- [Records for this exercise]:
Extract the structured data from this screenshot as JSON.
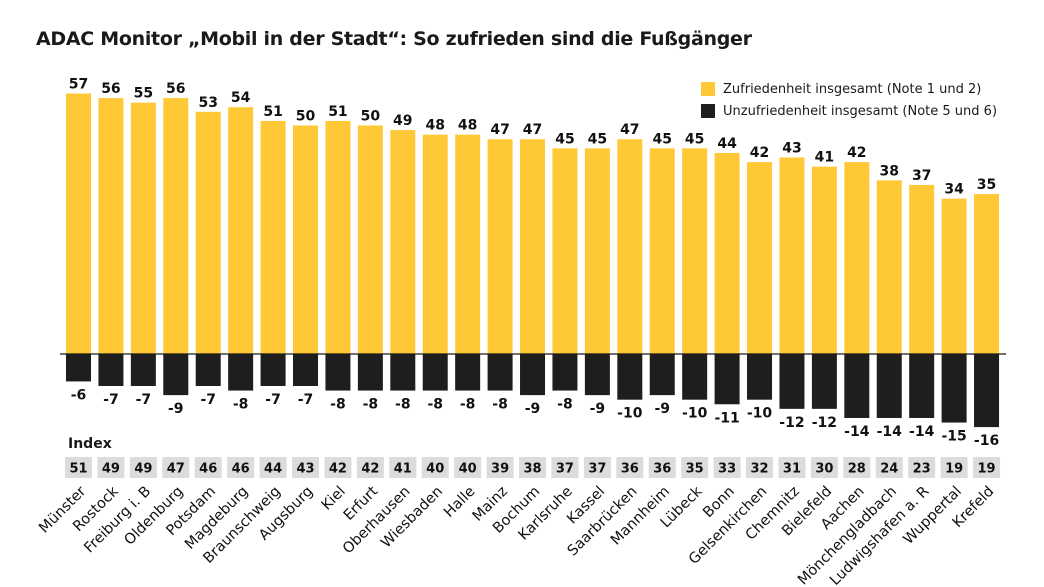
{
  "chart_data": {
    "type": "bar",
    "title": "ADAC Monitor „Mobil in der Stadt“: So zufrieden sind die Fußgänger",
    "categories": [
      "Münster",
      "Rostock",
      "Freiburg i. B",
      "Oldenburg",
      "Potsdam",
      "Magdeburg",
      "Braunschweig",
      "Augsburg",
      "Kiel",
      "Erfurt",
      "Oberhausen",
      "Wiesbaden",
      "Halle",
      "Mainz",
      "Bochum",
      "Karlsruhe",
      "Kassel",
      "Saarbrücken",
      "Mannheim",
      "Lübeck",
      "Bonn",
      "Gelsenkirchen",
      "Chemnitz",
      "Bielefeld",
      "Aachen",
      "Mönchengladbach",
      "Ludwigshafen a. R",
      "Wuppertal",
      "Krefeld"
    ],
    "series": [
      {
        "name": "Zufriedenheit insgesamt (Note 1 und 2)",
        "color": "#ffc836",
        "values": [
          57,
          56,
          55,
          56,
          53,
          54,
          51,
          50,
          51,
          50,
          49,
          48,
          48,
          47,
          47,
          45,
          45,
          47,
          45,
          45,
          44,
          42,
          43,
          41,
          42,
          38,
          37,
          34,
          35
        ]
      },
      {
        "name": "Unzufriedenheit insgesamt (Note 5 und 6)",
        "color": "#1e1e1e",
        "values": [
          -6,
          -7,
          -7,
          -9,
          -7,
          -8,
          -7,
          -7,
          -8,
          -8,
          -8,
          -8,
          -8,
          -8,
          -9,
          -8,
          -9,
          -10,
          -9,
          -10,
          -11,
          -10,
          -12,
          -12,
          -14,
          -14,
          -14,
          -15,
          -16
        ]
      }
    ],
    "index_label": "Index",
    "index_values": [
      51,
      49,
      49,
      47,
      46,
      46,
      44,
      43,
      42,
      42,
      41,
      40,
      40,
      39,
      38,
      37,
      37,
      36,
      36,
      35,
      33,
      32,
      31,
      30,
      28,
      24,
      23,
      19,
      19
    ],
    "ylim": [
      -17,
      60
    ],
    "grid": false,
    "legend_position": "top-right"
  }
}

- [Work to complete]:
Copy out each line of the data where the string "Note" appears.

- [Complete output]:
        "name": "Zufriedenheit insgesamt (Note 1 und 2)",
        "name": "Unzufriedenheit insgesamt (Note 5 und 6)",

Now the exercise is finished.